*WHAT IS BEING ASKED*. Transcribe the records below exactly as they appear.

# RECORDED DATA start

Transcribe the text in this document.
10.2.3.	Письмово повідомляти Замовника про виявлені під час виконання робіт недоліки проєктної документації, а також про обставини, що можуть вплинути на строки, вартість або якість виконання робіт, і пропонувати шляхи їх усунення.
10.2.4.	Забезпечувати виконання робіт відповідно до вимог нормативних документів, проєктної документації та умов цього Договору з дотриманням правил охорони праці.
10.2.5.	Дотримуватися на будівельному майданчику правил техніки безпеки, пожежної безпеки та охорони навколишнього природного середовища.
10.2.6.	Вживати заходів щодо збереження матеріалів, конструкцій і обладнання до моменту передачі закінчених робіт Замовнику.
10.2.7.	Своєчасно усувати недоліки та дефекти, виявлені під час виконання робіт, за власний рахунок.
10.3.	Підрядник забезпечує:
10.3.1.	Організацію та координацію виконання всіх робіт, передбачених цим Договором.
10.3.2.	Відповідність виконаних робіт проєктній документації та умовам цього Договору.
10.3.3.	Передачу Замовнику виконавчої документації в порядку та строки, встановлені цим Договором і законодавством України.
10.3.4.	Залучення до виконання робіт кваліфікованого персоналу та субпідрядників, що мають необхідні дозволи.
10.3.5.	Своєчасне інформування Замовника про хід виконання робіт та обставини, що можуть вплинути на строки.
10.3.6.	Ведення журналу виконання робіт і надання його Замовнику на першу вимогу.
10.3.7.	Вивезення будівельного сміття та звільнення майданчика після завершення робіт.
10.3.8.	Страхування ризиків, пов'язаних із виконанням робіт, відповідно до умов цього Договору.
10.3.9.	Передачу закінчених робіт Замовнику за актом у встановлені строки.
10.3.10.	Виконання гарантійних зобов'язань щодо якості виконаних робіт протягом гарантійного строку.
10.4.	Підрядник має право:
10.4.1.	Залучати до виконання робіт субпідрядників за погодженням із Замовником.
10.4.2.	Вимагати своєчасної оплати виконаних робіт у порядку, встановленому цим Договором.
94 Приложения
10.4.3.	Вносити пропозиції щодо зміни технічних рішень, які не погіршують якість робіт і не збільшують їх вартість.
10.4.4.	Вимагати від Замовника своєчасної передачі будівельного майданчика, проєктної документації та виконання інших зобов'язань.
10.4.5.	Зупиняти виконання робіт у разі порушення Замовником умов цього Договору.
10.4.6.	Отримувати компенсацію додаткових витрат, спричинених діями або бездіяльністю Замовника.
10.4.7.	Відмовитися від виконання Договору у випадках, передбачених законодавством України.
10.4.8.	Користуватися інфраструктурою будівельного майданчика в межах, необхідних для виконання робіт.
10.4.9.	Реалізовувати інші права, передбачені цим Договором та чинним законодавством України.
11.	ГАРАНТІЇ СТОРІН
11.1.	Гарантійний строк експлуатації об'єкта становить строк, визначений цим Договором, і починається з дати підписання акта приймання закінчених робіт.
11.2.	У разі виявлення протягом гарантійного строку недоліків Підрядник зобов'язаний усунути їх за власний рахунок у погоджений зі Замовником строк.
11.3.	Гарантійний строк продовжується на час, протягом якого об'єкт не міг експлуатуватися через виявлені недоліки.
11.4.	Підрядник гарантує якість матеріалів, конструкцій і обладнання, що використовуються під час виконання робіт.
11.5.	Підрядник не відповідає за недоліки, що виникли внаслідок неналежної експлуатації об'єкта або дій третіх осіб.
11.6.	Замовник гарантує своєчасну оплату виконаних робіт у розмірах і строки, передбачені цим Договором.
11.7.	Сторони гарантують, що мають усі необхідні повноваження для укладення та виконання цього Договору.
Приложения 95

# RECORDED DATA end

*TASK RESPONSE*.
Transcribe the text in this document.
10.2.3.	Письмово повідомляти Замовника про виявлені під час виконання робіт недоліки проєктної документації, а також про обставини, що можуть вплинути на строки, вартість або якість виконання робіт, і пропонувати шляхи їх усунення.
10.2.4.	Забезпечувати виконання робіт відповідно до вимог нормативних документів, проєктної документації та умов цього Договору з дотриманням правил охорони праці.
10.2.5.	Дотримуватися на будівельному майданчику правил техніки безпеки, пожежної безпеки та охорони навколишнього природного середовища.
10.2.6.	Вживати заходів щодо збереження матеріалів, конструкцій і обладнання до моменту передачі закінчених робіт Замовнику.
10.2.7.	Своєчасно усувати недоліки та дефекти, виявлені під час виконання робіт, за власний рахунок.
10.3.	Підрядник забезпечує:
10.3.1.	Організацію та координацію виконання всіх робіт, передбачених цим Договором.
10.3.2.	Відповідність виконаних робіт проєктній документації та умовам цього Договору.
10.3.3.	Передачу Замовнику виконавчої документації в порядку та строки, встановлені цим Договором і законодавством України.
10.3.4.	Залучення до виконання робіт кваліфікованого персоналу та субпідрядників, що мають необхідні дозволи.
10.3.5.	Своєчасне інформування Замовника про хід виконання робіт та обставини, що можуть вплинути на строки.
10.3.6.	Ведення журналу виконання робіт і надання його Замовнику на першу вимогу.
10.3.7.	Вивезення будівельного сміття та звільнення майданчика після завершення робіт.
10.3.8.	Страхування ризиків, пов'язаних із виконанням робіт, відповідно до умов цього Договору.
10.3.9.	Передачу закінчених робіт Замовнику за актом у встановлені строки.
10.3.10.	Виконання гарантійних зобов'язань щодо якості виконаних робіт протягом гарантійного строку.
10.4.	Підрядник має право:
10.4.1.	Залучати до виконання робіт субпідрядників за погодженням із Замовником.
10.4.2.	Вимагати своєчасної оплати виконаних робіт у порядку, встановленому цим Договором.
94 Приложения
10.4.3.	Вносити пропозиції щодо зміни технічних рішень, які не погіршують якість робіт і не збільшують їх вартість.
10.4.4.	Вимагати від Замовника своєчасної передачі будівельного майданчика, проєктної документації та виконання інших зобов'язань.
10.4.5.	Зупиняти виконання робіт у разі порушення Замовником умов цього Договору.
10.4.6.	Отримувати компенсацію додаткових витрат, спричинених діями або бездіяльністю Замовника.
10.4.7.	Відмовитися від виконання Договору у випадках, передбачених законодавством України.
10.4.8.	Користуватися інфраструктурою будівельного майданчика в межах, необхідних для виконання робіт.
10.4.9.	Реалізовувати інші права, передбачені цим Договором та чинним законодавством України.
11.	ГАРАНТІЇ СТОРІН
11.1.	Гарантійний строк експлуатації об'єкта становить строк, визначений цим Договором, і починається з дати підписання акта приймання закінчених робіт.
11.2.	У разі виявлення протягом гарантійного строку недоліків Підрядник зобов'язаний усунути їх за власний рахунок у погоджений зі Замовником строк.
11.3.	Гарантійний строк продовжується на час, протягом якого об'єкт не міг експлуатуватися через виявлені недоліки.
11.4.	Підрядник гарантує якість матеріалів, конструкцій і обладнання, що використовуються під час виконання робіт.
11.5.	Підрядник не відповідає за недоліки, що виникли внаслідок неналежної експлуатації об'єкта або дій третіх осіб.
11.6.	Замовник гарантує своєчасну оплату виконаних робіт у розмірах і строки, передбачені цим Договором.
11.7.	Сторони гарантують, що мають усі необхідні повноваження для укладення та виконання цього Договору.
Приложения 95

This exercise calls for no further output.